#### GOAL OF THE EXERCISE
State the number of lines in these records that include the word "enterprises", and add nothing to it.

#### Records excerpted from a collection
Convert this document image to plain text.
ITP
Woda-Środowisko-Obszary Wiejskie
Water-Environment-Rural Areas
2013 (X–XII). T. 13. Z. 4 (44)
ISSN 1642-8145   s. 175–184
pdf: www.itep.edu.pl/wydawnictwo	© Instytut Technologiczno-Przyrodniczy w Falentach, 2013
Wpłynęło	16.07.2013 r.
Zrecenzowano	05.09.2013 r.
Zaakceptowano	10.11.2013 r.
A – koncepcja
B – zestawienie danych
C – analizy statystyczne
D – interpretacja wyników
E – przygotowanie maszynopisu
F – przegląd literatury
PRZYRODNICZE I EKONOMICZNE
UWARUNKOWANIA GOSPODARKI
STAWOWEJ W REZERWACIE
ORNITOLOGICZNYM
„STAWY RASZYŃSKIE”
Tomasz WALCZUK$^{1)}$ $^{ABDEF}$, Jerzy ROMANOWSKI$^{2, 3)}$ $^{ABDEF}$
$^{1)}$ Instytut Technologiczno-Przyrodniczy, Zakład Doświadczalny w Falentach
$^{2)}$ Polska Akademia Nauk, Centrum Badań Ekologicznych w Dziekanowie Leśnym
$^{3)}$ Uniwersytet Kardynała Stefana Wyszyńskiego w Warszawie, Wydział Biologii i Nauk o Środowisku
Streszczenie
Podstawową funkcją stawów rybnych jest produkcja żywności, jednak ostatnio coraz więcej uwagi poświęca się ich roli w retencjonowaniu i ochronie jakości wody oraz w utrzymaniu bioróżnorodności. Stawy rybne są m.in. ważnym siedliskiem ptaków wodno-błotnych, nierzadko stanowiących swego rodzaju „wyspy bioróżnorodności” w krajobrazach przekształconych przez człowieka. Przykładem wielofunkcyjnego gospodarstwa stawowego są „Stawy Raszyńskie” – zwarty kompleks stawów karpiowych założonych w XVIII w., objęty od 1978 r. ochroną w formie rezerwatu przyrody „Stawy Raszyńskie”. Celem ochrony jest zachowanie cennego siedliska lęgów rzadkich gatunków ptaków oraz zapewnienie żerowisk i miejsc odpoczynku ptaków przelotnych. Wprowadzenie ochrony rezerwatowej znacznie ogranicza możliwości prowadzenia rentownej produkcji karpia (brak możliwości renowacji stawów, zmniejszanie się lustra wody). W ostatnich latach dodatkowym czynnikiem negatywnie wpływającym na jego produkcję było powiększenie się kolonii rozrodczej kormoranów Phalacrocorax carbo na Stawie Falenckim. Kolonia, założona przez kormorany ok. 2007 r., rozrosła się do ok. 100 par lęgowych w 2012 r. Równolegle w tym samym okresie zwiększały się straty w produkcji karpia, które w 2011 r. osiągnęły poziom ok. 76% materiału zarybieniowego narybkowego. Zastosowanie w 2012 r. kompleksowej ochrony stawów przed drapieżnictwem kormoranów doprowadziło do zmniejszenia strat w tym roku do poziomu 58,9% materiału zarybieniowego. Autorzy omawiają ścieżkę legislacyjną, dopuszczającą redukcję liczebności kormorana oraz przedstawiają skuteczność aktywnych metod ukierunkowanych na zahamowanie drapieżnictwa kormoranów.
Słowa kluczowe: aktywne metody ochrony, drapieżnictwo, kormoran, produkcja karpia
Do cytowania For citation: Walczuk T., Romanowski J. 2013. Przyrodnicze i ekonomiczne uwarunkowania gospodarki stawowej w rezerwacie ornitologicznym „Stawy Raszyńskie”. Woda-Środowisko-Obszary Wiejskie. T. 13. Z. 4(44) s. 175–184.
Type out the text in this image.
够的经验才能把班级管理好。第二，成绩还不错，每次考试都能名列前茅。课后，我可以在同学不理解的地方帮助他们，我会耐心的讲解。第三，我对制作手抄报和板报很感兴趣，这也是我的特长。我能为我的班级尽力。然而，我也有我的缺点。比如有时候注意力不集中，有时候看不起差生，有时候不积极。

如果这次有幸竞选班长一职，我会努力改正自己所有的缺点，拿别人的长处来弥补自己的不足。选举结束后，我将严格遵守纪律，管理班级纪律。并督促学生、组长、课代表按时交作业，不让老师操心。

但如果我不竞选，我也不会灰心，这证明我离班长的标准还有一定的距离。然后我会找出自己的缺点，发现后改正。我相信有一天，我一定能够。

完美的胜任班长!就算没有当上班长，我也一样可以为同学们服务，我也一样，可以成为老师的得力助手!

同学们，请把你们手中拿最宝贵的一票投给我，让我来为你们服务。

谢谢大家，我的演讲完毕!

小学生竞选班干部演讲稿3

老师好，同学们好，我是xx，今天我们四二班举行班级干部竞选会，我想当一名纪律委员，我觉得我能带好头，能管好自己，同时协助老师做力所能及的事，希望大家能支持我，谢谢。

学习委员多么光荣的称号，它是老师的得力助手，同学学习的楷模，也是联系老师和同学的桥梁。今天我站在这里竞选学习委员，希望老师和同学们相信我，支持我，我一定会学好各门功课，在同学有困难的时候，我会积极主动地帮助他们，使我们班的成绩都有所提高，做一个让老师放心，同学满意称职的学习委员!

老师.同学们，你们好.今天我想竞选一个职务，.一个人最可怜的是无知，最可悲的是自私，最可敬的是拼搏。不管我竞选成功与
==
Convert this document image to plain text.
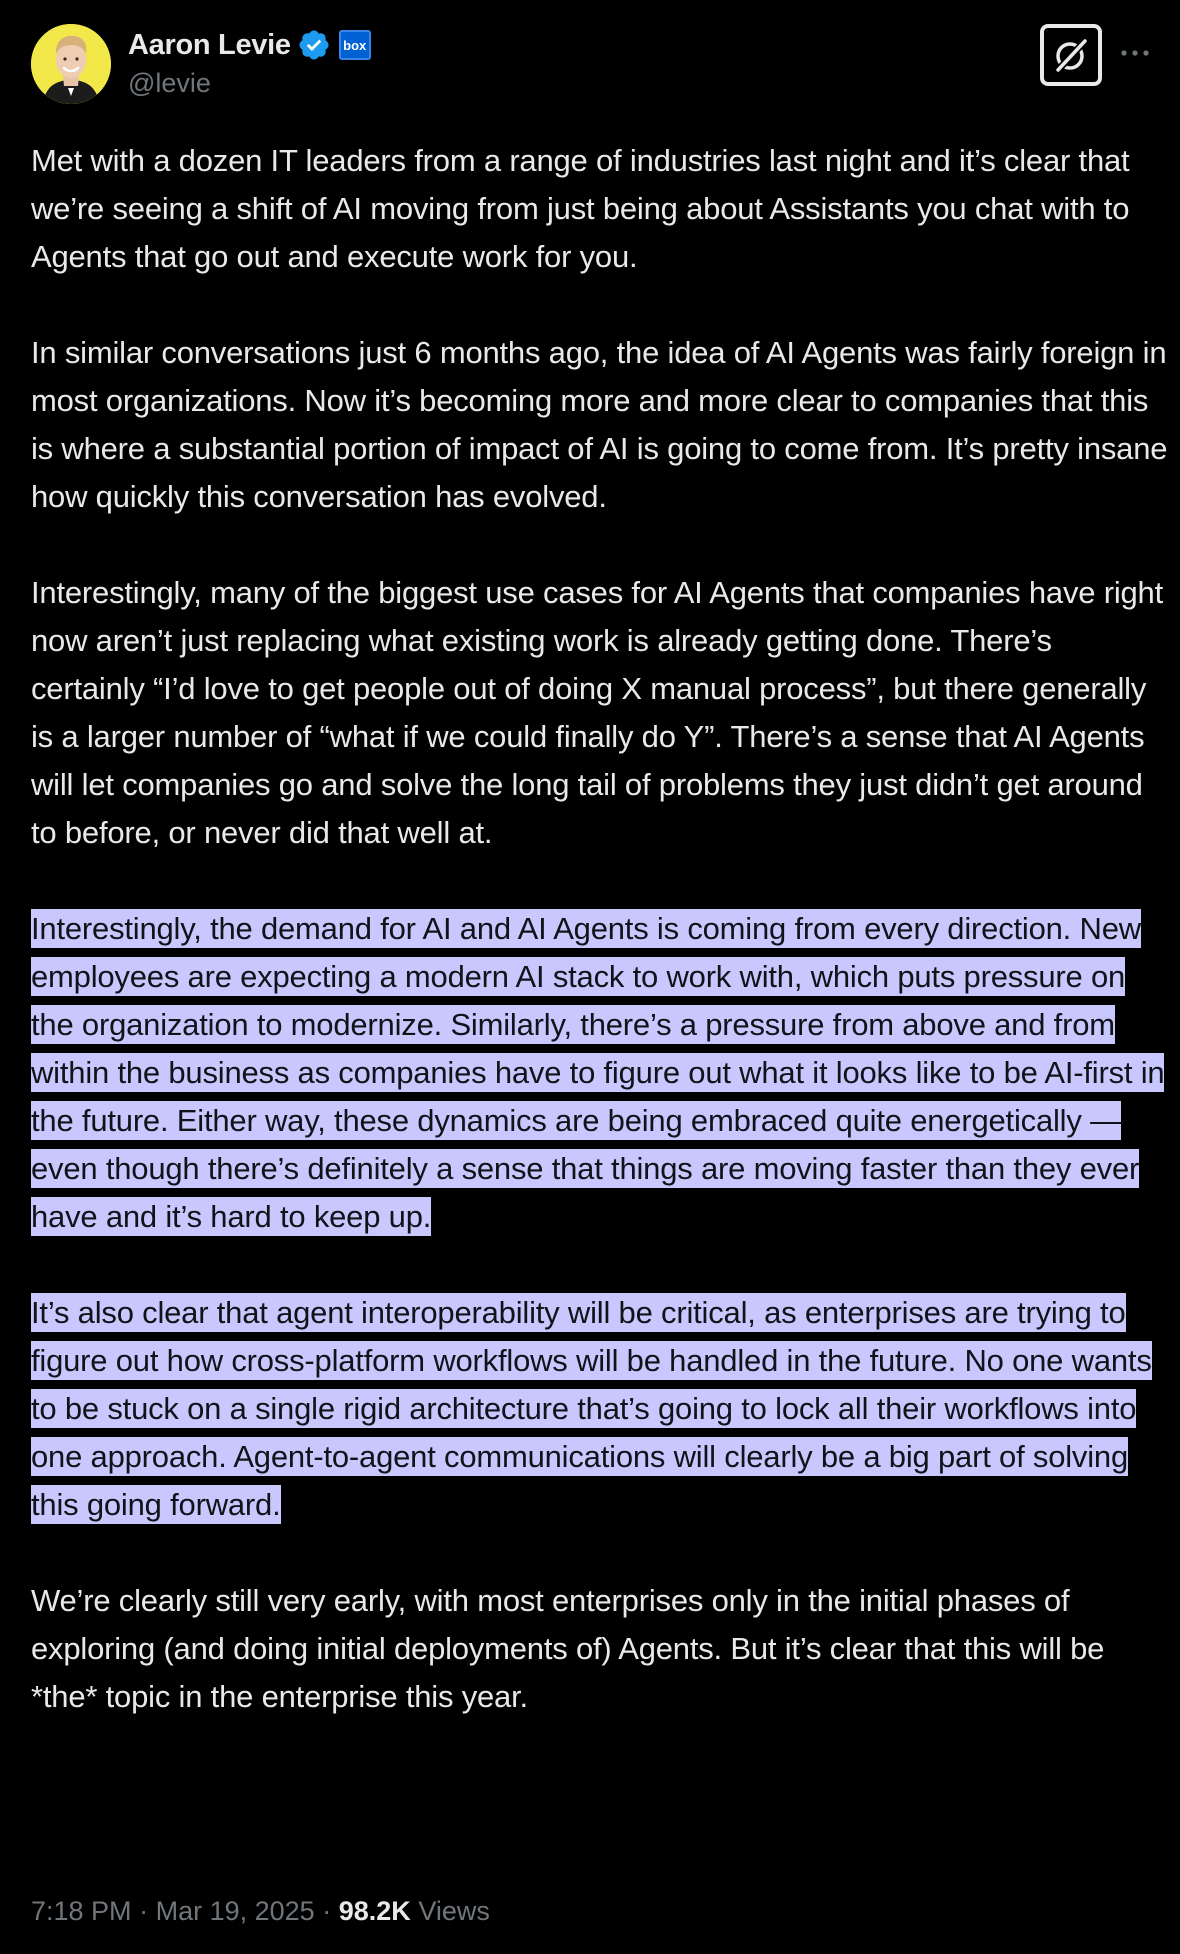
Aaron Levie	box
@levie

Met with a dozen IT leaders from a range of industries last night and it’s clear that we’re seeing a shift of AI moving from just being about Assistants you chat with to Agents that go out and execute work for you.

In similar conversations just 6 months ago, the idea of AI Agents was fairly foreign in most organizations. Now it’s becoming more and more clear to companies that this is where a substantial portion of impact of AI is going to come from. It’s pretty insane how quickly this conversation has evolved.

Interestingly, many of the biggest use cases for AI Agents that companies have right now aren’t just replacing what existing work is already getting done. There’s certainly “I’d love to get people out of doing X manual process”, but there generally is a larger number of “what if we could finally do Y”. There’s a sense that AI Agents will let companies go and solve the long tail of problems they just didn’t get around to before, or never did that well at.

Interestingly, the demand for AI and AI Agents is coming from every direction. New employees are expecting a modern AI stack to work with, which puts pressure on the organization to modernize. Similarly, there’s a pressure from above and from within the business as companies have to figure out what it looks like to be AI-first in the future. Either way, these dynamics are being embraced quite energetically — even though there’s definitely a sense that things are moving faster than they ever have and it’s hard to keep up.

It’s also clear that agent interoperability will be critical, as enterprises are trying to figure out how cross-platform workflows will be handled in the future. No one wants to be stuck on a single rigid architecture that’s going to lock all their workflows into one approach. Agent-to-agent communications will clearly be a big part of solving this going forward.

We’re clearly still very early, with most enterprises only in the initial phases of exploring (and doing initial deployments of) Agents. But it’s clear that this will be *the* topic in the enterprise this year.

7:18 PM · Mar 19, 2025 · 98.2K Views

#### CORRECT RESULT
2